Here are some records; return them all exactly.

====== Entries shown ======

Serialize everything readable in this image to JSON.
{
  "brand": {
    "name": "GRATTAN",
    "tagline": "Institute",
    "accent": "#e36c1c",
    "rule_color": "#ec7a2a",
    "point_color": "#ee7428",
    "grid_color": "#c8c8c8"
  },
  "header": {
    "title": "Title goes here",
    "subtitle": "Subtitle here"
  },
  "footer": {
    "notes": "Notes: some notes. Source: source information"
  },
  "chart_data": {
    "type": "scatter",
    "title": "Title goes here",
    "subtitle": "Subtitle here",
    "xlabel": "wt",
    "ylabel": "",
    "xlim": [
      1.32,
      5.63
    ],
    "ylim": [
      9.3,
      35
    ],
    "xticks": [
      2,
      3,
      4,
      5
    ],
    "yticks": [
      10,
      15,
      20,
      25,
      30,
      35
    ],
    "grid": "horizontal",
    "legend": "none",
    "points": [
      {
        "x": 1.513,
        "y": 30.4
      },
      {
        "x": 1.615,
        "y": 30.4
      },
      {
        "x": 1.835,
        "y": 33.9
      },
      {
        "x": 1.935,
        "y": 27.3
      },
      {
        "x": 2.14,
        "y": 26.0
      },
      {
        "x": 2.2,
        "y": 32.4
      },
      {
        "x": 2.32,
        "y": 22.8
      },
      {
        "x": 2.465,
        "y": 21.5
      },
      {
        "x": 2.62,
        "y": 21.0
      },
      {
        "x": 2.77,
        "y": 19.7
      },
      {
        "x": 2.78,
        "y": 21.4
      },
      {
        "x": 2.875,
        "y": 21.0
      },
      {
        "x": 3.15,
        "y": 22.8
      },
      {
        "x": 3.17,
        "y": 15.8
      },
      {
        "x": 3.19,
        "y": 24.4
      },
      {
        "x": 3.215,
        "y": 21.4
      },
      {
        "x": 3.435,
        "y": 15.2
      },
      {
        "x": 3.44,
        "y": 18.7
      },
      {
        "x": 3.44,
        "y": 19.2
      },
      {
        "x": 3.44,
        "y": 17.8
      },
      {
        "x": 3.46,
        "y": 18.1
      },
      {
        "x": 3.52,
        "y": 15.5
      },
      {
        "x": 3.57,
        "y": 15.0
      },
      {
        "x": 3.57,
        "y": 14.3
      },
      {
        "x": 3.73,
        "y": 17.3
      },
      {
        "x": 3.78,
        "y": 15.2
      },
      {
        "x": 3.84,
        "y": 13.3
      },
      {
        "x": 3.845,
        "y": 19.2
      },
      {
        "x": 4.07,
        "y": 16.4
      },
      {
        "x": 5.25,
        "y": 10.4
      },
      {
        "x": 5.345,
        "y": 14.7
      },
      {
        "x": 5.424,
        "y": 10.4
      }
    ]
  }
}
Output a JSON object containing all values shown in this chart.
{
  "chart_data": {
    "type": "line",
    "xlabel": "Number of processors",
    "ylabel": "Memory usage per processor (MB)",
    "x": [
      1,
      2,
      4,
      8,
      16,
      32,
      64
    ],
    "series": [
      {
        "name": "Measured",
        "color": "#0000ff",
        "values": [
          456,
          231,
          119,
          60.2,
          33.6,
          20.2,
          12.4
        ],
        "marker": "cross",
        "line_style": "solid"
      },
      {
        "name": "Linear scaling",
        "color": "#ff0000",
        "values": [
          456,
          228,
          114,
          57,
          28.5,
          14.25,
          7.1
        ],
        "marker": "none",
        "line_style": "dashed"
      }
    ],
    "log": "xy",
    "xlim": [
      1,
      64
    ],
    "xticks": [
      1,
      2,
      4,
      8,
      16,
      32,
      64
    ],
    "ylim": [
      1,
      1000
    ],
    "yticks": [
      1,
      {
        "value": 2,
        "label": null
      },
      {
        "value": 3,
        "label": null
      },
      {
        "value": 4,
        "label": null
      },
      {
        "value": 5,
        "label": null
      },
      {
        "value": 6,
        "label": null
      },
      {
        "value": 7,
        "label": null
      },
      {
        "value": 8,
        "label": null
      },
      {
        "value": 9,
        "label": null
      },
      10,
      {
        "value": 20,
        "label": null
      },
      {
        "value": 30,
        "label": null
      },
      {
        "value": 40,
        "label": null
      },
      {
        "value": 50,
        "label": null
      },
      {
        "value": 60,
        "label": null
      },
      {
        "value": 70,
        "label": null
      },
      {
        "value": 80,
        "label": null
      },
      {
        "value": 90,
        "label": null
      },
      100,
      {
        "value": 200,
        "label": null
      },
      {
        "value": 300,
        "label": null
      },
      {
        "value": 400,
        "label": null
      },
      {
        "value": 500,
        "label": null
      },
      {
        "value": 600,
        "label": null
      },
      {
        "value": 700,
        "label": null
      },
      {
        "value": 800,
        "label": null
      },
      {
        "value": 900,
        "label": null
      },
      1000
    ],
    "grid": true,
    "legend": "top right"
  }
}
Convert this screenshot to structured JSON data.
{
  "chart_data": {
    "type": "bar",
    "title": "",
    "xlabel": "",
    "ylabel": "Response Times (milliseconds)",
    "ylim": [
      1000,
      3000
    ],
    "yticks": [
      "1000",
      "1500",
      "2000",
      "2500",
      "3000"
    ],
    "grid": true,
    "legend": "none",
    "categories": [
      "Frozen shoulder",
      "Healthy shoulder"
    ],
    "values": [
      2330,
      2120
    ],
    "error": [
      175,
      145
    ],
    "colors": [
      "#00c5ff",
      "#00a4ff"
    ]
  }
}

======

▶ Exercise solution:
Serialize everything readable in this image to JSON.
{
  "brand": {
    "name": "GRATTAN",
    "tagline": "Institute",
    "accent": "#e36c1c",
    "rule_color": "#ec7a2a",
    "point_color": "#ee7428",
    "grid_color": "#c8c8c8"
  },
  "header": {
    "title": "Title goes here",
    "subtitle": "Subtitle here"
  },
  "footer": {
    "notes": "Notes: some notes. Source: source information"
  },
  "chart_data": {
    "type": "scatter",
    "title": "Title goes here",
    "subtitle": "Subtitle here",
    "xlabel": "wt",
    "ylabel": "",
    "xlim": [
      1.32,
      5.63
    ],
    "ylim": [
      9.3,
      35
    ],
    "xticks": [
      2,
      3,
      4,
      5
    ],
    "yticks": [
      10,
      15,
      20,
      25,
      30,
      35
    ],
    "grid": "horizontal",
    "legend": "none",
    "points": [
      {
        "x": 1.513,
        "y": 30.4
      },
      {
        "x": 1.615,
        "y": 30.4
      },
      {
        "x": 1.835,
        "y": 33.9
      },
      {
        "x": 1.935,
        "y": 27.3
      },
      {
        "x": 2.14,
        "y": 26.0
      },
      {
        "x": 2.2,
        "y": 32.4
      },
      {
        "x": 2.32,
        "y": 22.8
      },
      {
        "x": 2.465,
        "y": 21.5
      },
      {
        "x": 2.62,
        "y": 21.0
      },
      {
        "x": 2.77,
        "y": 19.7
      },
      {
        "x": 2.78,
        "y": 21.4
      },
      {
        "x": 2.875,
        "y": 21.0
      },
      {
        "x": 3.15,
        "y": 22.8
      },
      {
        "x": 3.17,
        "y": 15.8
      },
      {
        "x": 3.19,
        "y": 24.4
      },
      {
        "x": 3.215,
        "y": 21.4
      },
      {
        "x": 3.435,
        "y": 15.2
      },
      {
        "x": 3.44,
        "y": 18.7
      },
      {
        "x": 3.44,
        "y": 19.2
      },
      {
        "x": 3.44,
        "y": 17.8
      },
      {
        "x": 3.46,
        "y": 18.1
      },
      {
        "x": 3.52,
        "y": 15.5
      },
      {
        "x": 3.57,
        "y": 15.0
      },
      {
        "x": 3.57,
        "y": 14.3
      },
      {
        "x": 3.73,
        "y": 17.3
      },
      {
        "x": 3.78,
        "y": 15.2
      },
      {
        "x": 3.84,
        "y": 13.3
      },
      {
        "x": 3.845,
        "y": 19.2
      },
      {
        "x": 4.07,
        "y": 16.4
      },
      {
        "x": 5.25,
        "y": 10.4
      },
      {
        "x": 5.345,
        "y": 14.7
      },
      {
        "x": 5.424,
        "y": 10.4
      }
    ]
  }
}
Output a JSON object containing all values shown in this chart.
{
  "chart_data": {
    "type": "line",
    "xlabel": "Number of processors",
    "ylabel": "Memory usage per processor (MB)",
    "x": [
      1,
      2,
      4,
      8,
      16,
      32,
      64
    ],
    "series": [
      {
        "name": "Measured",
        "color": "#0000ff",
        "values": [
          456,
          231,
          119,
          60.2,
          33.6,
          20.2,
          12.4
        ],
        "marker": "cross",
        "line_style": "solid"
      },
      {
        "name": "Linear scaling",
        "color": "#ff0000",
        "values": [
          456,
          228,
          114,
          57,
          28.5,
          14.25,
          7.1
        ],
        "marker": "none",
        "line_style": "dashed"
      }
    ],
    "log": "xy",
    "xlim": [
      1,
      64
    ],
    "xticks": [
      1,
      2,
      4,
      8,
      16,
      32,
      64
    ],
    "ylim": [
      1,
      1000
    ],
    "yticks": [
      1,
      {
        "value": 2,
        "label": null
      },
      {
        "value": 3,
        "label": null
      },
      {
        "value": 4,
        "label": null
      },
      {
        "value": 5,
        "label": null
      },
      {
        "value": 6,
        "label": null
      },
      {
        "value": 7,
        "label": null
      },
      {
        "value": 8,
        "label": null
      },
      {
        "value": 9,
        "label": null
      },
      10,
      {
        "value": 20,
        "label": null
      },
      {
        "value": 30,
        "label": null
      },
      {
        "value": 40,
        "label": null
      },
      {
        "value": 50,
        "label": null
      },
      {
        "value": 60,
        "label": null
      },
      {
        "value": 70,
        "label": null
      },
      {
        "value": 80,
        "label": null
      },
      {
        "value": 90,
        "label": null
      },
      100,
      {
        "value": 200,
        "label": null
      },
      {
        "value": 300,
        "label": null
      },
      {
        "value": 400,
        "label": null
      },
      {
        "value": 500,
        "label": null
      },
      {
        "value": 600,
        "label": null
      },
      {
        "value": 700,
        "label": null
      },
      {
        "value": 800,
        "label": null
      },
      {
        "value": 900,
        "label": null
      },
      1000
    ],
    "grid": true,
    "legend": "top right"
  }
}
Convert this screenshot to structured JSON data.
{
  "chart_data": {
    "type": "bar",
    "title": "",
    "xlabel": "",
    "ylabel": "Response Times (milliseconds)",
    "ylim": [
      1000,
      3000
    ],
    "yticks": [
      "1000",
      "1500",
      "2000",
      "2500",
      "3000"
    ],
    "grid": true,
    "legend": "none",
    "categories": [
      "Frozen shoulder",
      "Healthy shoulder"
    ],
    "values": [
      2330,
      2120
    ],
    "error": [
      175,
      145
    ],
    "colors": [
      "#00c5ff",
      "#00a4ff"
    ]
  }
}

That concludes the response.